Find how many lines hold the word "this". Give only the number.

**TASK INPUTS:**

=======

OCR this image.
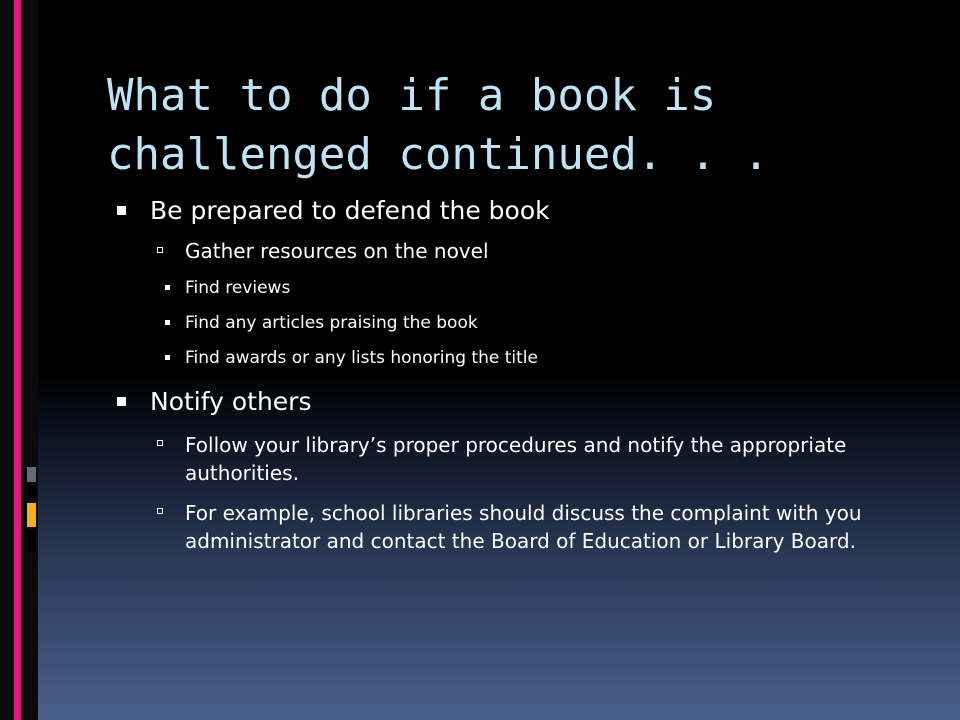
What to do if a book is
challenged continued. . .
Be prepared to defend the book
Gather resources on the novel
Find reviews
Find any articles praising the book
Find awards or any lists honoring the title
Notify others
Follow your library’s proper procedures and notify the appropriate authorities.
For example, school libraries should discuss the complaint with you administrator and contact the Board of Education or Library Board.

=======

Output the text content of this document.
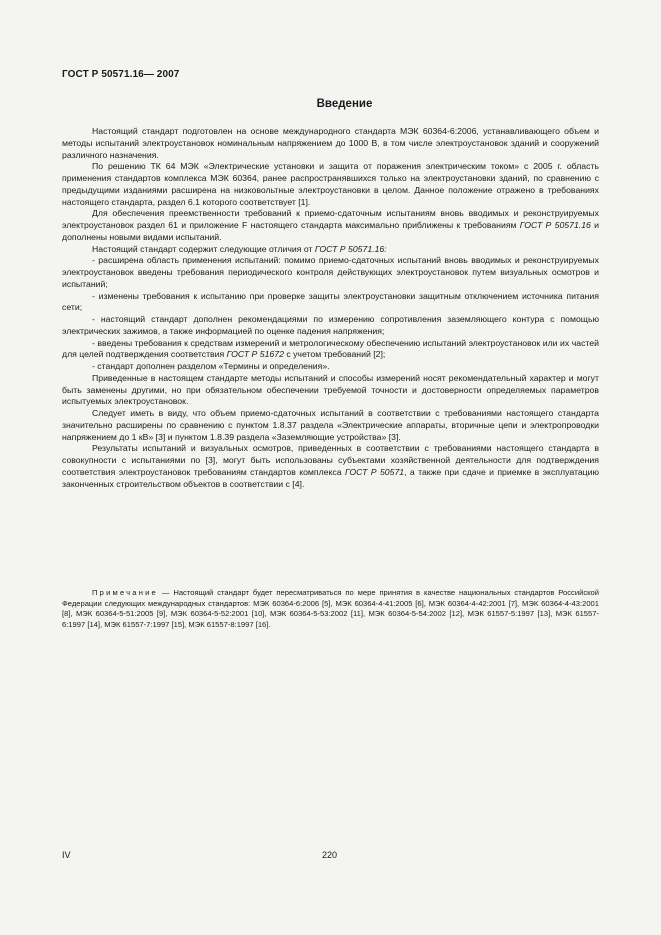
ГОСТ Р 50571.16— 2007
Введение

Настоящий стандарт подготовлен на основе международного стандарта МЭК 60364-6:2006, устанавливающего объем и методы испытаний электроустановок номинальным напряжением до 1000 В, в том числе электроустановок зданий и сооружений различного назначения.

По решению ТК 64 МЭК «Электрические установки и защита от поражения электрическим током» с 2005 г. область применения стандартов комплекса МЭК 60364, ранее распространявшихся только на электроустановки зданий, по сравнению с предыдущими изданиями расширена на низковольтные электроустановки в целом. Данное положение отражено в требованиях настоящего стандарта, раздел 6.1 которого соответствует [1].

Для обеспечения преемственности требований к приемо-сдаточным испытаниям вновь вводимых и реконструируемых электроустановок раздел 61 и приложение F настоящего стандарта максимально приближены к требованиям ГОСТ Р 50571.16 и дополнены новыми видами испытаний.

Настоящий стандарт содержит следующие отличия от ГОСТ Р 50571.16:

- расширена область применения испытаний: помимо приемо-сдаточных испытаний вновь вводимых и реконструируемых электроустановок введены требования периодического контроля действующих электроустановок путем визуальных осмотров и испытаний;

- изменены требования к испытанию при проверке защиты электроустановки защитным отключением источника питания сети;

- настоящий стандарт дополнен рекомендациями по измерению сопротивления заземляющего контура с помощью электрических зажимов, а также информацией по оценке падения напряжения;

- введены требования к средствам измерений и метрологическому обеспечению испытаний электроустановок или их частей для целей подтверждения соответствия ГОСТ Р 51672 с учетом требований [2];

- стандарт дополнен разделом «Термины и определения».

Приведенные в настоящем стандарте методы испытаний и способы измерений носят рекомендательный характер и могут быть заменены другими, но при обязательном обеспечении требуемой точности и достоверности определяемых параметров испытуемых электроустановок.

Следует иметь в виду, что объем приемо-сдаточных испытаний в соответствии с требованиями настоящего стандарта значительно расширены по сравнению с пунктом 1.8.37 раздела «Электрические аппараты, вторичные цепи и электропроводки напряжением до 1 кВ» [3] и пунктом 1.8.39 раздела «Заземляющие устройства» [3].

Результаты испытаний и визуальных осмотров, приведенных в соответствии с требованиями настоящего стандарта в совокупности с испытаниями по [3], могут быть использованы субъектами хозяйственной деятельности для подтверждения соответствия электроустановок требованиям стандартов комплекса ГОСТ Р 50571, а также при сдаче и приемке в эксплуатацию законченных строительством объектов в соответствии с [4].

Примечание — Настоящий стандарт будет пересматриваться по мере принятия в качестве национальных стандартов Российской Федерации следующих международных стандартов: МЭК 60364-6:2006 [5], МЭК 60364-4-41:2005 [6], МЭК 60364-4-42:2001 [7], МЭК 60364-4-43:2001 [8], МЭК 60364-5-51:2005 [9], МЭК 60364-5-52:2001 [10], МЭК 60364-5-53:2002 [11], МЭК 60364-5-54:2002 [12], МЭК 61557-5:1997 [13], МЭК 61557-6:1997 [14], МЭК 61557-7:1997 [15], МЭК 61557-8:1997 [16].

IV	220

=======

**RESPONSE TO THE TASK:** 2